Material for this task:
--- BEGIN ---

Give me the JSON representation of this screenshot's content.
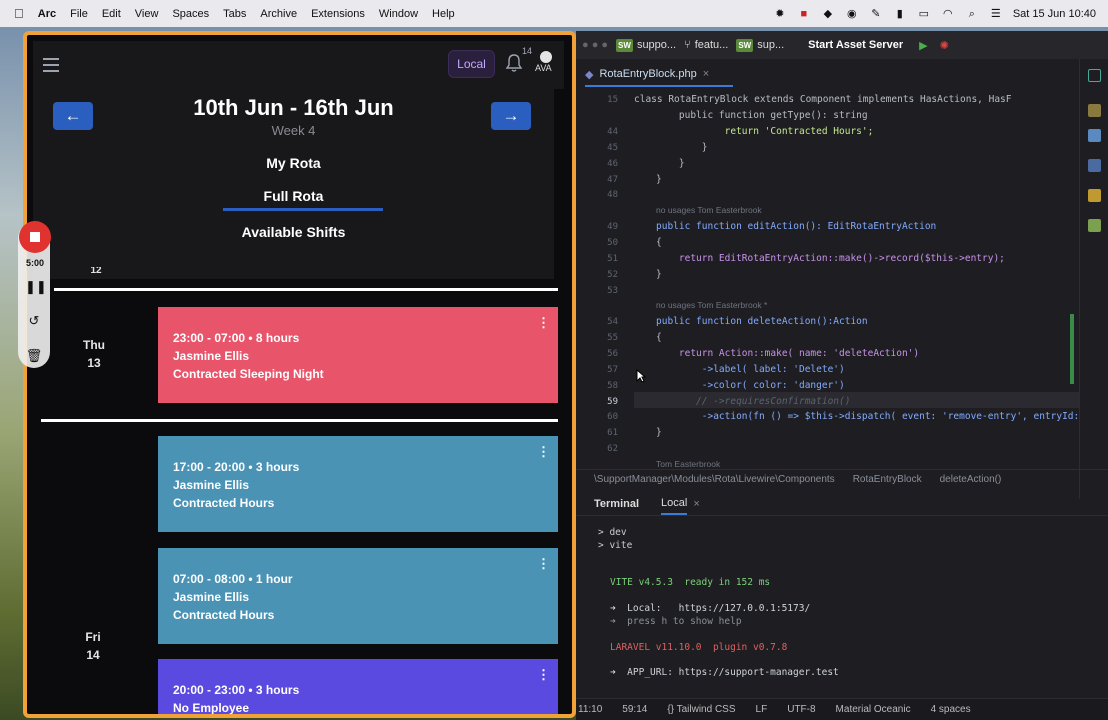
{
  "menubar": {
    "app_name": "Arc",
    "menus": [
      "File",
      "Edit",
      "View",
      "Spaces",
      "Tabs",
      "Archive",
      "Extensions",
      "Window",
      "Help"
    ],
    "clock": "Sat 15 Jun 10:40"
  },
  "arc": {
    "local_badge": "Local",
    "notification_count": "14",
    "avatar_text": "AVA",
    "date_range": "10th Jun - 16th Jun",
    "week_label": "Week 4",
    "tabs": [
      "My Rota",
      "Full Rota",
      "Available Shifts"
    ],
    "active_tab": "Full Rota",
    "prev_arrow": "←",
    "next_arrow": "→",
    "recording": {
      "time": "5:00"
    },
    "partial_day": "12",
    "days": [
      {
        "name": "Thu",
        "num": "13"
      },
      {
        "name": "Fri",
        "num": "14"
      }
    ],
    "shifts": [
      {
        "time": "23:00 - 07:00 • 8 hours",
        "employee": "Jasmine Ellis",
        "type": "Contracted Sleeping Night",
        "color": "#e8546a"
      },
      {
        "time": "17:00 - 20:00 • 3 hours",
        "employee": "Jasmine Ellis",
        "type": "Contracted Hours",
        "color": "#4a93b5"
      },
      {
        "time": "07:00 - 08:00 • 1 hour",
        "employee": "Jasmine Ellis",
        "type": "Contracted Hours",
        "color": "#4a93b5"
      },
      {
        "time": "20:00 - 23:00 • 3 hours",
        "employee": "No Employee",
        "type": "",
        "color": "#5b4ae0"
      }
    ]
  },
  "editor": {
    "tabs": [
      {
        "badge": "SW",
        "label": "suppo..."
      },
      {
        "badge": "",
        "label": "featu..."
      },
      {
        "badge": "SW",
        "label": "sup..."
      }
    ],
    "start_asset_server": "Start Asset Server",
    "file_tab": "RotaEntryBlock.php",
    "code_lines": [
      {
        "ln": "15",
        "html": "class RotaEntryBlock extends Component implements HasActions, HasF"
      },
      {
        "ln": "",
        "html": "    public function getType(): string"
      },
      {
        "ln": "44",
        "html": "            return 'Contracted Hours';"
      },
      {
        "ln": "45",
        "html": "        }"
      },
      {
        "ln": "46",
        "html": "    }"
      },
      {
        "ln": "47",
        "html": "}"
      },
      {
        "ln": "48",
        "html": ""
      },
      {
        "ln": "",
        "html": "no usages   Tom Easterbrook"
      },
      {
        "ln": "49",
        "html": "public function editAction(): EditRotaEntryAction"
      },
      {
        "ln": "50",
        "html": "{"
      },
      {
        "ln": "51",
        "html": "    return EditRotaEntryAction::make()->record($this->entry);"
      },
      {
        "ln": "52",
        "html": "}"
      },
      {
        "ln": "53",
        "html": ""
      },
      {
        "ln": "",
        "html": "no usages   Tom Easterbrook *"
      },
      {
        "ln": "54",
        "html": "public function deleteAction():Action"
      },
      {
        "ln": "55",
        "html": "{"
      },
      {
        "ln": "56",
        "html": "    return Action::make( name: 'deleteAction')"
      },
      {
        "ln": "57",
        "html": "        ->label( label: 'Delete')"
      },
      {
        "ln": "58",
        "html": "        ->color( color: 'danger')"
      },
      {
        "ln": "59",
        "html": "       // ->requiresConfirmation()"
      },
      {
        "ln": "60",
        "html": "        ->action(fn () => $this->dispatch( event: 'remove-entry', entryId: $th"
      },
      {
        "ln": "61",
        "html": "}"
      },
      {
        "ln": "62",
        "html": ""
      },
      {
        "ln": "",
        "html": "Tom Easterbrook"
      }
    ],
    "breadcrumb": [
      "\\SupportManager\\Modules\\Rota\\Livewire\\Components",
      "RotaEntryBlock",
      "deleteAction()"
    ],
    "terminal": {
      "title": "Terminal",
      "tab": "Local",
      "lines": [
        "> dev",
        "> vite",
        "VITE v4.5.3  ready in 152 ms",
        "➜  Local:   https://127.0.0.1:5173/",
        "➜  press h to show help",
        "LARAVEL v11.10.0  plugin v0.7.8",
        "➜  APP_URL: https://support-manager.test"
      ]
    },
    "status": [
      "11:10",
      "59:14",
      "{} Tailwind CSS",
      "LF",
      "UTF-8",
      "Material Oceanic",
      "4 spaces"
    ]
  }
}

--- END ---

Written problem: Give the number of lines in the entries above that include the string "public". No other output is expected.

Solution to this problem: 3